### Your task
Give the data below again, word for word.

### Data entries
* * *

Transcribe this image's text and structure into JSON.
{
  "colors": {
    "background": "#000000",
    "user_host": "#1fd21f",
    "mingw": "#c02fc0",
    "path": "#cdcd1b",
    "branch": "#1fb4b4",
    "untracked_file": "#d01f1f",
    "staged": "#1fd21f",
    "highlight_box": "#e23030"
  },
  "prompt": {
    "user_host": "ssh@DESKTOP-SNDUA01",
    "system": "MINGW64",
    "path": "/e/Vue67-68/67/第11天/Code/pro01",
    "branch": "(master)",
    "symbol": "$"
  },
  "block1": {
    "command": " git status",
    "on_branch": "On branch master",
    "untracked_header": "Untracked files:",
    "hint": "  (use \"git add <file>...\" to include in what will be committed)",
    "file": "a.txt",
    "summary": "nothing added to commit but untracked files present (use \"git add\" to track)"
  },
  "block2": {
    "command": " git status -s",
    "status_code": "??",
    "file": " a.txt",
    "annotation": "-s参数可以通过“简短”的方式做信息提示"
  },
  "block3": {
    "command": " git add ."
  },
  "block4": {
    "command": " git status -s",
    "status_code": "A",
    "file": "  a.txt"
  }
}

* * *

### Written response
Transcribe this image's text and structure into JSON.
{
  "colors": {
    "background": "#000000",
    "user_host": "#1fd21f",
    "mingw": "#c02fc0",
    "path": "#cdcd1b",
    "branch": "#1fb4b4",
    "untracked_file": "#d01f1f",
    "staged": "#1fd21f",
    "highlight_box": "#e23030"
  },
  "prompt": {
    "user_host": "ssh@DESKTOP-SNDUA01",
    "system": "MINGW64",
    "path": "/e/Vue67-68/67/第11天/Code/pro01",
    "branch": "(master)",
    "symbol": "$"
  },
  "block1": {
    "command": " git status",
    "on_branch": "On branch master",
    "untracked_header": "Untracked files:",
    "hint": "  (use \"git add <file>...\" to include in what will be committed)",
    "file": "a.txt",
    "summary": "nothing added to commit but untracked files present (use \"git add\" to track)"
  },
  "block2": {
    "command": " git status -s",
    "status_code": "??",
    "file": " a.txt",
    "annotation": "-s参数可以通过“简短”的方式做信息提示"
  },
  "block3": {
    "command": " git add ."
  },
  "block4": {
    "command": " git status -s",
    "status_code": "A",
    "file": "  a.txt"
  }
}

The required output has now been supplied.